## [Entries provided]
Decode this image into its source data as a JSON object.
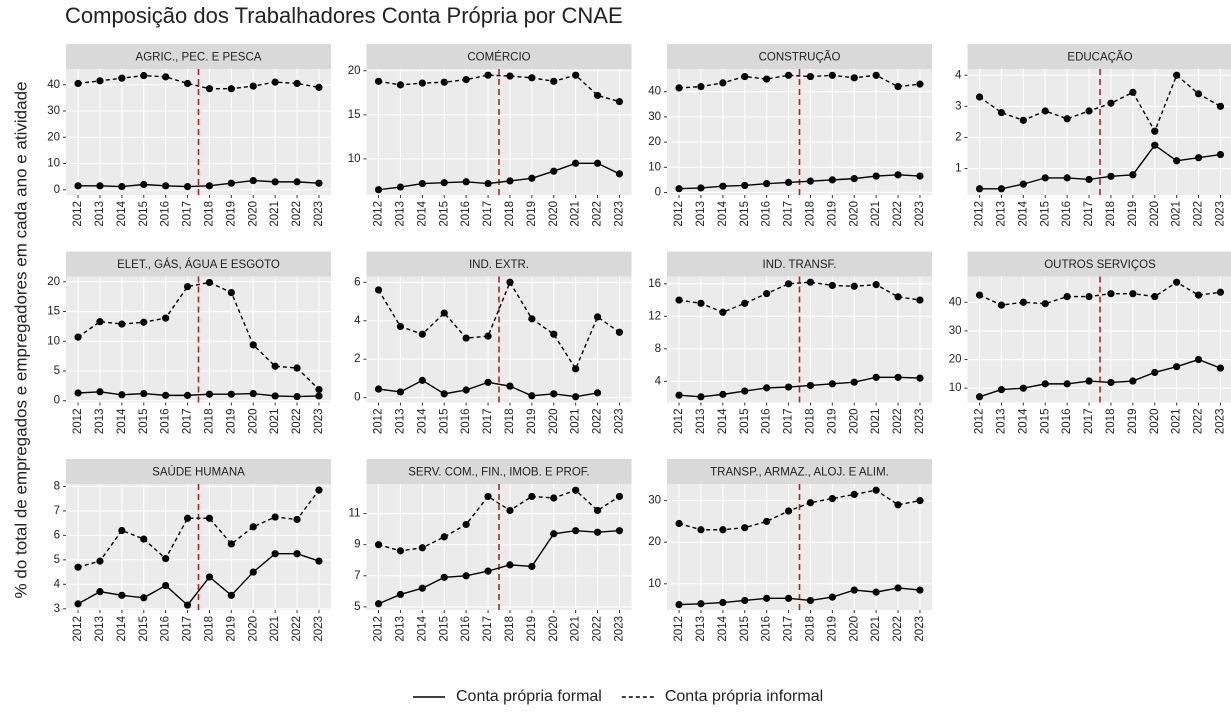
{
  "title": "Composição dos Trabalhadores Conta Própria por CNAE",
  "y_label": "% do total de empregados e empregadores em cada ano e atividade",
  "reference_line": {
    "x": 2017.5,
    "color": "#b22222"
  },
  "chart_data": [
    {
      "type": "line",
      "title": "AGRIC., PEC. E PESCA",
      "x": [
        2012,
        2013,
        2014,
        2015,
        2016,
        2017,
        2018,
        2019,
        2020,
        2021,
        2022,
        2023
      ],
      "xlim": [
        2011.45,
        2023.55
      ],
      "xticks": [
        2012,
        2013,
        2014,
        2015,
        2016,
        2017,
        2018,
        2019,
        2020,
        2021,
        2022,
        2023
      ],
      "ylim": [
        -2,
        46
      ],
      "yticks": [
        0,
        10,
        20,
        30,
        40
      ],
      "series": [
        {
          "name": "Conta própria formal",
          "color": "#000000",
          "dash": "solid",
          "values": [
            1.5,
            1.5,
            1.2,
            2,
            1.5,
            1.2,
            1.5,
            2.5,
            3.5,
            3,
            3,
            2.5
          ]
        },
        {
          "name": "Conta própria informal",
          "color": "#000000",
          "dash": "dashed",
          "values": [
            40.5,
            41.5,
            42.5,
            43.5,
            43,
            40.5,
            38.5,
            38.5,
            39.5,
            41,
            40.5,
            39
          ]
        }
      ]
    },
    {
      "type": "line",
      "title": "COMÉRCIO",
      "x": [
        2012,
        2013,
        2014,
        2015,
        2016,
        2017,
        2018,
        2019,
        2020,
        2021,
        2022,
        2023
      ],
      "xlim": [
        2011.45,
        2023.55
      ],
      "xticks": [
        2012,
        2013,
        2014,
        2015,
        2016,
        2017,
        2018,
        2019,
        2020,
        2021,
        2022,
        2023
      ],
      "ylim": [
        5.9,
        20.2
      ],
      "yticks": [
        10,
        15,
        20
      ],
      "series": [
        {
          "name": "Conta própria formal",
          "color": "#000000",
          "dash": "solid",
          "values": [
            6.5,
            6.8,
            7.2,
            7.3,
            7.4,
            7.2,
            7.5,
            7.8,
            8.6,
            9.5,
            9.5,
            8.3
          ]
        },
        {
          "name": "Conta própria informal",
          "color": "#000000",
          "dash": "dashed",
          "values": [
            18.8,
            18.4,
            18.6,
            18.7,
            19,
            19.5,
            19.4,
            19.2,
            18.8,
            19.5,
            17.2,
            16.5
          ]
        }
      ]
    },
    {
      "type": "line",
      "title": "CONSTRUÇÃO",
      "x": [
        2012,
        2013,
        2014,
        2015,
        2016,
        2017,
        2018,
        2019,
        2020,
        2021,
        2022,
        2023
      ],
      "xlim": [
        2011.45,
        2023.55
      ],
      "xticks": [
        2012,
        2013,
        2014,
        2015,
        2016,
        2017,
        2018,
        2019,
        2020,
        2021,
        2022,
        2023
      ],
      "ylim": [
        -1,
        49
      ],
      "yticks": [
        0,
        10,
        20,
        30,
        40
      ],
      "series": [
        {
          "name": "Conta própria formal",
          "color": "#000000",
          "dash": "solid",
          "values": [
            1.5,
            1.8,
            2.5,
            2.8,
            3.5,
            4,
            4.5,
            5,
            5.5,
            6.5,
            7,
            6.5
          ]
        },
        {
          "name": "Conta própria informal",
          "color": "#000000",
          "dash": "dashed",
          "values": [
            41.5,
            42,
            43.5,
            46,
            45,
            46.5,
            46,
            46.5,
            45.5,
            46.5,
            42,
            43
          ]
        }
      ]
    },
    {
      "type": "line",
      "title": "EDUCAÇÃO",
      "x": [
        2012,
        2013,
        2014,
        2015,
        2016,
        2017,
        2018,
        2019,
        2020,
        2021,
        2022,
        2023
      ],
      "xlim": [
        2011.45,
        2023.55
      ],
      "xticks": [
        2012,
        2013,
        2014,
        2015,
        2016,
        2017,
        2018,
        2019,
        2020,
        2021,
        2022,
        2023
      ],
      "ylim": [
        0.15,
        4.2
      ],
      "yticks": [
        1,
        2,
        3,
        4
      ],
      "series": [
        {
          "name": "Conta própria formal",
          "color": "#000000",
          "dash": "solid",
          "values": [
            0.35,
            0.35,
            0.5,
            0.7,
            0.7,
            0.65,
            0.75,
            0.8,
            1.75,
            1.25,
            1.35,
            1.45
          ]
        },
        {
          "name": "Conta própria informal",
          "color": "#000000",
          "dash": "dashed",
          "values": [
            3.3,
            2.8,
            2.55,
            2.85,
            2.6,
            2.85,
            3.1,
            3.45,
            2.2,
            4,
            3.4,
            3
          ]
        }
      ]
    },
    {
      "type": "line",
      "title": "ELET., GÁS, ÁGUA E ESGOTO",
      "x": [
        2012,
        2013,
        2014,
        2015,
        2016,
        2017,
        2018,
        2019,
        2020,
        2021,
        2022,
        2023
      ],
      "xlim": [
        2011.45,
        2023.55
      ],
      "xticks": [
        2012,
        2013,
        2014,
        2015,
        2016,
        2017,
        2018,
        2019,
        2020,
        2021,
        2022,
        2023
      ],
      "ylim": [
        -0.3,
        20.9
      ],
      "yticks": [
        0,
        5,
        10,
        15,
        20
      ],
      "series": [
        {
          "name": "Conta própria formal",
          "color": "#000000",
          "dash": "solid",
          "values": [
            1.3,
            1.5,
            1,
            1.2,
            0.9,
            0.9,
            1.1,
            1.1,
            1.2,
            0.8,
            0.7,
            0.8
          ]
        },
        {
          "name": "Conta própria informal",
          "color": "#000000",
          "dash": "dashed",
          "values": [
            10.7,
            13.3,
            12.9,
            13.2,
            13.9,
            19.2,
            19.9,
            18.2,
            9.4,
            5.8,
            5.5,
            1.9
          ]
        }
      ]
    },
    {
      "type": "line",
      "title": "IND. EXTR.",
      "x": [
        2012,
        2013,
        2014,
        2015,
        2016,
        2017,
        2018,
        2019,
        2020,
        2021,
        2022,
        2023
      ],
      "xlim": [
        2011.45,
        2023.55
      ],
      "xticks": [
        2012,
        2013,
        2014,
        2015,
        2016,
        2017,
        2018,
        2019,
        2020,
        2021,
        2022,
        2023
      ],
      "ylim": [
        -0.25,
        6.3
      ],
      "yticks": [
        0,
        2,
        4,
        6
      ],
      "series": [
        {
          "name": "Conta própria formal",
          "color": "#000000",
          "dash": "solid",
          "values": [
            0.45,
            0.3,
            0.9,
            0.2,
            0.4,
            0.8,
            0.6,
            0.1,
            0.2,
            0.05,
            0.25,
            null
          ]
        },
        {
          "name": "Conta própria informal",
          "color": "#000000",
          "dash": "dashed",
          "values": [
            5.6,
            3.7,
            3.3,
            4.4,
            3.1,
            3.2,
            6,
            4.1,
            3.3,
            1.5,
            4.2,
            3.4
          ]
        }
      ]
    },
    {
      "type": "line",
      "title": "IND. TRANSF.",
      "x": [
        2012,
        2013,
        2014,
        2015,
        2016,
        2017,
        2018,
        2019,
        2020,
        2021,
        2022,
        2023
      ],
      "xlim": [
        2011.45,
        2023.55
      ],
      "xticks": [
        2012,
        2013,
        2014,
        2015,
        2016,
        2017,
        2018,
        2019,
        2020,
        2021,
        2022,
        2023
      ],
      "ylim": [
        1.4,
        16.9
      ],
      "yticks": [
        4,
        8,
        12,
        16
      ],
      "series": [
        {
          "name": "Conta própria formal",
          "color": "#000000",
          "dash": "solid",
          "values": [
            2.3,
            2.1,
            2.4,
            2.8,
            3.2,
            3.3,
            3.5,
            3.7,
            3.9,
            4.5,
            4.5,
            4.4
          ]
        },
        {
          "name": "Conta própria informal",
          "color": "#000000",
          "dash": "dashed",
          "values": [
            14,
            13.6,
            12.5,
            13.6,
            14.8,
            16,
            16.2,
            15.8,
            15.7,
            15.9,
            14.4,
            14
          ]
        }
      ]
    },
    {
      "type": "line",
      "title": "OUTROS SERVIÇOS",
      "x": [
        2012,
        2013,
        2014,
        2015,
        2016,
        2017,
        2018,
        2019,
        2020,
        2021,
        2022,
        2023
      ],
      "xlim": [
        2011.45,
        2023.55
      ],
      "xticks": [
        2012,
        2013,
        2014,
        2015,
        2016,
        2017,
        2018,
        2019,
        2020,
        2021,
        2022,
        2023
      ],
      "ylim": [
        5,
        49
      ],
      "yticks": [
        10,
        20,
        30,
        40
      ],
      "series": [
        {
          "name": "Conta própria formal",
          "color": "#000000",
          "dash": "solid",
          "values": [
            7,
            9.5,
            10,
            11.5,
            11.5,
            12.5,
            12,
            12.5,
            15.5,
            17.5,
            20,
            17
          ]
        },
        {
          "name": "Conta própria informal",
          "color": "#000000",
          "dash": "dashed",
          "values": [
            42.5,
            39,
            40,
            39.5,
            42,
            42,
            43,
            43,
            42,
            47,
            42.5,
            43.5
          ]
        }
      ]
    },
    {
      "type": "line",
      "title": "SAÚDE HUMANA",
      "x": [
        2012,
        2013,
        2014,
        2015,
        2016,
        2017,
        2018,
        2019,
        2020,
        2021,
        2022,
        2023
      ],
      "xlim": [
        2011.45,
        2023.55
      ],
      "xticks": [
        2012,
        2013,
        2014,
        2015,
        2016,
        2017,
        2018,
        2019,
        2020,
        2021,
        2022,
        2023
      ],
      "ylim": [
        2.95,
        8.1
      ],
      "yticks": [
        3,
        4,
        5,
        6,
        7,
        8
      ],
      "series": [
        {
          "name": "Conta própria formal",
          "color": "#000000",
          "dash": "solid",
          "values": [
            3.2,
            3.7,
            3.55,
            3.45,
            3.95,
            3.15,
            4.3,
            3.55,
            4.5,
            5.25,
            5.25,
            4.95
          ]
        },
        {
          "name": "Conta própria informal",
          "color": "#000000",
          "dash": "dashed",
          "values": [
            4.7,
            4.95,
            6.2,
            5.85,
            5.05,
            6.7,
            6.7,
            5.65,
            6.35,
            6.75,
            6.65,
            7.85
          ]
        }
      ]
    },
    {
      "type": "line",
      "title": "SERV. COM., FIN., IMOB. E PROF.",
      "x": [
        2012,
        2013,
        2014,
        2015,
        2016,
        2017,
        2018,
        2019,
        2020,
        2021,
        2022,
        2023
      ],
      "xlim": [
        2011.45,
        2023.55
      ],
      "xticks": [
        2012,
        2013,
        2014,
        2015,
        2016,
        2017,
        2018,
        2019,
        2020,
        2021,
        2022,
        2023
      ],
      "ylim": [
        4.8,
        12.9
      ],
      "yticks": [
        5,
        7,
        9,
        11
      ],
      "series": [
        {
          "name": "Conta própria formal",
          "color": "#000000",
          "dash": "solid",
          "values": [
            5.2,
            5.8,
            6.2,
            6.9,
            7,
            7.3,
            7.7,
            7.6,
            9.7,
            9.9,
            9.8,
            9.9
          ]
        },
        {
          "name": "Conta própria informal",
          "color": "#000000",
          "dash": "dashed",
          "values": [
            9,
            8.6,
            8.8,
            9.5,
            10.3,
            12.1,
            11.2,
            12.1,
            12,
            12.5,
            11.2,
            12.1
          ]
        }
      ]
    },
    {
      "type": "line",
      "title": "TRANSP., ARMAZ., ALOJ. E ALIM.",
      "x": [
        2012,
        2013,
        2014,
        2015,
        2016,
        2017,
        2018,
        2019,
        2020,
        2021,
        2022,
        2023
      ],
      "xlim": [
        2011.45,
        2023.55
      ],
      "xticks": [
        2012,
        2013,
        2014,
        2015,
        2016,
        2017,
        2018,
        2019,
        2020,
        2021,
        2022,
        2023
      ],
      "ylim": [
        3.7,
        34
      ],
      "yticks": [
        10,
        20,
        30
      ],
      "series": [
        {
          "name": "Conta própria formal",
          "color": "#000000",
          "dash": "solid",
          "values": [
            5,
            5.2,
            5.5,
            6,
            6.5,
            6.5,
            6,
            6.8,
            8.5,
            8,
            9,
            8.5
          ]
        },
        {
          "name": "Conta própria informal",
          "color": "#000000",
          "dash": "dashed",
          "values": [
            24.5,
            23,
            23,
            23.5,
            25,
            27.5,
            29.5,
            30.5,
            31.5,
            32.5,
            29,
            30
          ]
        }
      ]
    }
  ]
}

## [Directions]
Identify how many lines in the entries above contain the word "title" and provide only that figure.

## [Task output]
12